The records:
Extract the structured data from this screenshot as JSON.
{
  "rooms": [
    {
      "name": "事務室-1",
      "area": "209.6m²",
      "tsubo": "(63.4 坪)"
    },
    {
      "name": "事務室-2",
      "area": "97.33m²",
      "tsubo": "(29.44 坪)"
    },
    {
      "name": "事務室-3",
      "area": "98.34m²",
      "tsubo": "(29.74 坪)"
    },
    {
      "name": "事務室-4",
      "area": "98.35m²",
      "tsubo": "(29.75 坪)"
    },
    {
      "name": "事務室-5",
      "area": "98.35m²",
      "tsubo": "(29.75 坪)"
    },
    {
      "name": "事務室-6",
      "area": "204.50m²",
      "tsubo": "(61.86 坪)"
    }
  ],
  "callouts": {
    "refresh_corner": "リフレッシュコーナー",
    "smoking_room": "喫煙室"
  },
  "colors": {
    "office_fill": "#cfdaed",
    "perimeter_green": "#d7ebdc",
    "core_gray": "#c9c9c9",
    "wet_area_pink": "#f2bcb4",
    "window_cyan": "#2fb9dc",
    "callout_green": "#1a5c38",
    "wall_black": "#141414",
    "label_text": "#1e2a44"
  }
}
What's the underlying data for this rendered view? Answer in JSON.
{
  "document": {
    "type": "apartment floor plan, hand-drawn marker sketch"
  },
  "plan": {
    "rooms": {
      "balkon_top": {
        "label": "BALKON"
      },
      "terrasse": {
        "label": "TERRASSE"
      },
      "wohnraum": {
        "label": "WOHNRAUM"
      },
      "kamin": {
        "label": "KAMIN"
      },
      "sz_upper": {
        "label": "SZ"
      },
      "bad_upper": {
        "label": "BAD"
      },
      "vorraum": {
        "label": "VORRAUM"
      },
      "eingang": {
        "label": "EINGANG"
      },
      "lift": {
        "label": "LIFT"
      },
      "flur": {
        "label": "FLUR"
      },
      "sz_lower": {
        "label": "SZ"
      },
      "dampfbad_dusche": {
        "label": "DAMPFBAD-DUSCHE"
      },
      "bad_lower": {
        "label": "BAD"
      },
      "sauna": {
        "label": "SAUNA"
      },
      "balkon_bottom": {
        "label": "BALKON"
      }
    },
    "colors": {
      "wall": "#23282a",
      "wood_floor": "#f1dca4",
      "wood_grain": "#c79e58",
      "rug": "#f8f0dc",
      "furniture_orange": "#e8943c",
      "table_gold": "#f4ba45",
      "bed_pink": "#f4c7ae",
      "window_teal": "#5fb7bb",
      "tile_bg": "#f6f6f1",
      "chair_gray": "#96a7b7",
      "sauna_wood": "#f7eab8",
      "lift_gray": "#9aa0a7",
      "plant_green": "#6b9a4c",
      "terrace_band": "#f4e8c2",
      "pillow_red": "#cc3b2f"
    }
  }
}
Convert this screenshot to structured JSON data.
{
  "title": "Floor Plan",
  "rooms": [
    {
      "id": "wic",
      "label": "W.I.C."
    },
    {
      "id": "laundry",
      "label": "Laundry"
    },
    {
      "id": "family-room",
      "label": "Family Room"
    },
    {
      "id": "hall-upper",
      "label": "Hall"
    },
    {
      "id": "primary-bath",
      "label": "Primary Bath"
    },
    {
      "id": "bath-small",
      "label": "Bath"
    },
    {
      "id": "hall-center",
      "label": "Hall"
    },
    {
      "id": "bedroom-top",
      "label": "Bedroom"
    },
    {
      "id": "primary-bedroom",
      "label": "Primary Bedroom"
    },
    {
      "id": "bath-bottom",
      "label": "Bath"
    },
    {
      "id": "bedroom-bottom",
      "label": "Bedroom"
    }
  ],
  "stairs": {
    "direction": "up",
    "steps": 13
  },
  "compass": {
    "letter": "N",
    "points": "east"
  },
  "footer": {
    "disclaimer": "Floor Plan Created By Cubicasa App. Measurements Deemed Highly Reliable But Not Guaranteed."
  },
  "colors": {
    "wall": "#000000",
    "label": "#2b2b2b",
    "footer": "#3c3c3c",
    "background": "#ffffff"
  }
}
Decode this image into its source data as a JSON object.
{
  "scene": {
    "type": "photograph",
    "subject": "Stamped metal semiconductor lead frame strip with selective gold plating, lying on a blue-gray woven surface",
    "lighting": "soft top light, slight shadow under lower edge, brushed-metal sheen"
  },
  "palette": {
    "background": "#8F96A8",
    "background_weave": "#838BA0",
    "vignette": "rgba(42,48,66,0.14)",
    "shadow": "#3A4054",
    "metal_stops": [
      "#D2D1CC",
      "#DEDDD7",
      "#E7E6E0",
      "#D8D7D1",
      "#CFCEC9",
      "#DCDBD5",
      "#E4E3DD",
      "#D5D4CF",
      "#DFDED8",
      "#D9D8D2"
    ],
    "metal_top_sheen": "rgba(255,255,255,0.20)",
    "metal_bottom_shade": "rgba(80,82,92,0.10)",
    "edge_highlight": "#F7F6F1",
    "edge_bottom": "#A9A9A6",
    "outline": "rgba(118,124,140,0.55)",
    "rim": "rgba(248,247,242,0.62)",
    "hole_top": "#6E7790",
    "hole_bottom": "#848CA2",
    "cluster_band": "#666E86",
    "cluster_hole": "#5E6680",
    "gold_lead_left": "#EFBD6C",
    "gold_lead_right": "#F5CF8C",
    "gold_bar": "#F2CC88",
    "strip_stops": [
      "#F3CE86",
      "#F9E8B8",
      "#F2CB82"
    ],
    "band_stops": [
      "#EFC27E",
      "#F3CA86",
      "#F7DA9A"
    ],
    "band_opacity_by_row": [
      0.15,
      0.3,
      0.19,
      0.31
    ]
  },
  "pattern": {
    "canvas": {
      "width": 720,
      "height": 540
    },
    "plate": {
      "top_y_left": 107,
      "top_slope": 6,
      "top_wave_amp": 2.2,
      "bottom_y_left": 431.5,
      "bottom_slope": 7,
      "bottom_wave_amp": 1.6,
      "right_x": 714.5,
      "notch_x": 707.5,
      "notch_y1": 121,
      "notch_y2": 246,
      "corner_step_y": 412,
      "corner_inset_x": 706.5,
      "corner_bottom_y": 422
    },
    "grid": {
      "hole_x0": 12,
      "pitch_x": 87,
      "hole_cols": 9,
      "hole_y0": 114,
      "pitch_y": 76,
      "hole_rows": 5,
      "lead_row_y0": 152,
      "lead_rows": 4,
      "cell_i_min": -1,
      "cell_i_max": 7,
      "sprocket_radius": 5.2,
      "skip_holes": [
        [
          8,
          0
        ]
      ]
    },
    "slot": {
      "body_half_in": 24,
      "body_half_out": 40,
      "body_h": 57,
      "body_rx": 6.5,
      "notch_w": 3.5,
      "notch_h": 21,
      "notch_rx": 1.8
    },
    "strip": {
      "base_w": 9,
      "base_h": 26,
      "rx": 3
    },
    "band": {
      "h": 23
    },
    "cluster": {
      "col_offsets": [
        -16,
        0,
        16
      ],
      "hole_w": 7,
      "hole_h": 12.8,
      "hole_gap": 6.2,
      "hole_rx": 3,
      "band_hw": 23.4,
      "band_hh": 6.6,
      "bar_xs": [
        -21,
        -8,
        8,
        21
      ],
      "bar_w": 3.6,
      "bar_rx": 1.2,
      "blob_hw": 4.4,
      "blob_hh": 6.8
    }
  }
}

Task to carry out:
Locate the word "type" in the records above, and return each line that has it.

Solution to the problem:
    "type": "apartment floor plan, hand-drawn marker sketch"
    "type": "photograph",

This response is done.